■ **CHALLENGE**:
Your task is to output the data exactly as it stands.

################

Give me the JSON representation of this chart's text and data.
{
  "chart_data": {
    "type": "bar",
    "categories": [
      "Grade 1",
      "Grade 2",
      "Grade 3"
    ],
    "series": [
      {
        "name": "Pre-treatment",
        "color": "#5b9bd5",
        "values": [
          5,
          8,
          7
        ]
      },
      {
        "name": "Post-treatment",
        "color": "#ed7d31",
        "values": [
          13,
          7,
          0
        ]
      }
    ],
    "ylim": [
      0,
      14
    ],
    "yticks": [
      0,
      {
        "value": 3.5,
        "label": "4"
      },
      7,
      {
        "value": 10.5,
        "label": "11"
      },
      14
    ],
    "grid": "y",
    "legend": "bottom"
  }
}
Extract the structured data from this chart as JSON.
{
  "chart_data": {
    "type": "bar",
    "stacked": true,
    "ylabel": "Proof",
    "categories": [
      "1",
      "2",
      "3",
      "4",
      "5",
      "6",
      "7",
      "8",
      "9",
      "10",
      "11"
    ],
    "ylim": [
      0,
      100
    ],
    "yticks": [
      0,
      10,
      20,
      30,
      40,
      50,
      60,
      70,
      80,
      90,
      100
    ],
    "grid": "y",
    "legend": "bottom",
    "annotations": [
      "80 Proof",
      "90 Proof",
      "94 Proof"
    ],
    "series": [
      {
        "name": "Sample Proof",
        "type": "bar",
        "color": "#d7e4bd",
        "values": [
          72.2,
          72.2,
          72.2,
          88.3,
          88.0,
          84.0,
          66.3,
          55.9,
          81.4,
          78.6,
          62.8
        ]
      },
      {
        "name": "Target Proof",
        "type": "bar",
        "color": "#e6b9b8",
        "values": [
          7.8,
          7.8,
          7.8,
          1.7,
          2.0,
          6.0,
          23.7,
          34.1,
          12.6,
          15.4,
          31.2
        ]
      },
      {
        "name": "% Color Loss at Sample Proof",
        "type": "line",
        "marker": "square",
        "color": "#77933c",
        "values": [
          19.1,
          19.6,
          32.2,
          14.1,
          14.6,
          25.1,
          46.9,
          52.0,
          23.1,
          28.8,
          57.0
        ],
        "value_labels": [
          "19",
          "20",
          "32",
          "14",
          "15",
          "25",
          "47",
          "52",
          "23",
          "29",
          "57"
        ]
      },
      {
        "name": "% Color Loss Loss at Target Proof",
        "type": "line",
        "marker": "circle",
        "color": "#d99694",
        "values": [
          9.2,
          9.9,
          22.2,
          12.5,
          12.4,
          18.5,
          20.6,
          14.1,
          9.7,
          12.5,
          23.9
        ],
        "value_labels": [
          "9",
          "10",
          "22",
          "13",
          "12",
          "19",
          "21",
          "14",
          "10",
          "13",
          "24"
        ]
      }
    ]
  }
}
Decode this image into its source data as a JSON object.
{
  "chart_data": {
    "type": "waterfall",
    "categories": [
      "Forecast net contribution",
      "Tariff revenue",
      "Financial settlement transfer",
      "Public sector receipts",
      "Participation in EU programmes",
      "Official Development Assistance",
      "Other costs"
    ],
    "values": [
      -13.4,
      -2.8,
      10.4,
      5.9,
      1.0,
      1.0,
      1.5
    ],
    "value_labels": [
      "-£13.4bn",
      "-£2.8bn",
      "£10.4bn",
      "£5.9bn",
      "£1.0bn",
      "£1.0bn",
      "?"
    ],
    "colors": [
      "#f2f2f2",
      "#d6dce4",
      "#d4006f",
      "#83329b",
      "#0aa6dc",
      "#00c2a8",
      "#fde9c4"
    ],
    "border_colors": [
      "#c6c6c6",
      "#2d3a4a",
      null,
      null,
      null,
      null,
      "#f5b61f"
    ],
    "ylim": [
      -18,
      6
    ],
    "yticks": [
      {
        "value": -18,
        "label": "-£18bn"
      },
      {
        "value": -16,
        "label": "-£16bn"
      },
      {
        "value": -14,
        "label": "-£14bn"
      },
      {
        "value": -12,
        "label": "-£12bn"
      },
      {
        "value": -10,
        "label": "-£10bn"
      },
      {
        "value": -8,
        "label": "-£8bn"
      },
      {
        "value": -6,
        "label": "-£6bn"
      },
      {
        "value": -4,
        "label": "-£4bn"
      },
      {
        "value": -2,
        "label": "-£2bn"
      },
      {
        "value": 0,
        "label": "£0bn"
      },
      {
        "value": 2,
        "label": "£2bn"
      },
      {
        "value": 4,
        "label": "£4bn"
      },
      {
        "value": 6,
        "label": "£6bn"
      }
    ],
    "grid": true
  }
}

################

■ **FINISHED ANSWER**:
Give me the JSON representation of this chart's text and data.
{
  "chart_data": {
    "type": "bar",
    "categories": [
      "Grade 1",
      "Grade 2",
      "Grade 3"
    ],
    "series": [
      {
        "name": "Pre-treatment",
        "color": "#5b9bd5",
        "values": [
          5,
          8,
          7
        ]
      },
      {
        "name": "Post-treatment",
        "color": "#ed7d31",
        "values": [
          13,
          7,
          0
        ]
      }
    ],
    "ylim": [
      0,
      14
    ],
    "yticks": [
      0,
      {
        "value": 3.5,
        "label": "4"
      },
      7,
      {
        "value": 10.5,
        "label": "11"
      },
      14
    ],
    "grid": "y",
    "legend": "bottom"
  }
}
Extract the structured data from this chart as JSON.
{
  "chart_data": {
    "type": "bar",
    "stacked": true,
    "ylabel": "Proof",
    "categories": [
      "1",
      "2",
      "3",
      "4",
      "5",
      "6",
      "7",
      "8",
      "9",
      "10",
      "11"
    ],
    "ylim": [
      0,
      100
    ],
    "yticks": [
      0,
      10,
      20,
      30,
      40,
      50,
      60,
      70,
      80,
      90,
      100
    ],
    "grid": "y",
    "legend": "bottom",
    "annotations": [
      "80 Proof",
      "90 Proof",
      "94 Proof"
    ],
    "series": [
      {
        "name": "Sample Proof",
        "type": "bar",
        "color": "#d7e4bd",
        "values": [
          72.2,
          72.2,
          72.2,
          88.3,
          88.0,
          84.0,
          66.3,
          55.9,
          81.4,
          78.6,
          62.8
        ]
      },
      {
        "name": "Target Proof",
        "type": "bar",
        "color": "#e6b9b8",
        "values": [
          7.8,
          7.8,
          7.8,
          1.7,
          2.0,
          6.0,
          23.7,
          34.1,
          12.6,
          15.4,
          31.2
        ]
      },
      {
        "name": "% Color Loss at Sample Proof",
        "type": "line",
        "marker": "square",
        "color": "#77933c",
        "values": [
          19.1,
          19.6,
          32.2,
          14.1,
          14.6,
          25.1,
          46.9,
          52.0,
          23.1,
          28.8,
          57.0
        ],
        "value_labels": [
          "19",
          "20",
          "32",
          "14",
          "15",
          "25",
          "47",
          "52",
          "23",
          "29",
          "57"
        ]
      },
      {
        "name": "% Color Loss Loss at Target Proof",
        "type": "line",
        "marker": "circle",
        "color": "#d99694",
        "values": [
          9.2,
          9.9,
          22.2,
          12.5,
          12.4,
          18.5,
          20.6,
          14.1,
          9.7,
          12.5,
          23.9
        ],
        "value_labels": [
          "9",
          "10",
          "22",
          "13",
          "12",
          "19",
          "21",
          "14",
          "10",
          "13",
          "24"
        ]
      }
    ]
  }
}
Decode this image into its source data as a JSON object.
{
  "chart_data": {
    "type": "waterfall",
    "categories": [
      "Forecast net contribution",
      "Tariff revenue",
      "Financial settlement transfer",
      "Public sector receipts",
      "Participation in EU programmes",
      "Official Development Assistance",
      "Other costs"
    ],
    "values": [
      -13.4,
      -2.8,
      10.4,
      5.9,
      1.0,
      1.0,
      1.5
    ],
    "value_labels": [
      "-£13.4bn",
      "-£2.8bn",
      "£10.4bn",
      "£5.9bn",
      "£1.0bn",
      "£1.0bn",
      "?"
    ],
    "colors": [
      "#f2f2f2",
      "#d6dce4",
      "#d4006f",
      "#83329b",
      "#0aa6dc",
      "#00c2a8",
      "#fde9c4"
    ],
    "border_colors": [
      "#c6c6c6",
      "#2d3a4a",
      null,
      null,
      null,
      null,
      "#f5b61f"
    ],
    "ylim": [
      -18,
      6
    ],
    "yticks": [
      {
        "value": -18,
        "label": "-£18bn"
      },
      {
        "value": -16,
        "label": "-£16bn"
      },
      {
        "value": -14,
        "label": "-£14bn"
      },
      {
        "value": -12,
        "label": "-£12bn"
      },
      {
        "value": -10,
        "label": "-£10bn"
      },
      {
        "value": -8,
        "label": "-£8bn"
      },
      {
        "value": -6,
        "label": "-£6bn"
      },
      {
        "value": -4,
        "label": "-£4bn"
      },
      {
        "value": -2,
        "label": "-£2bn"
      },
      {
        "value": 0,
        "label": "£0bn"
      },
      {
        "value": 2,
        "label": "£2bn"
      },
      {
        "value": 4,
        "label": "£4bn"
      },
      {
        "value": 6,
        "label": "£6bn"
      }
    ],
    "grid": true
  }
}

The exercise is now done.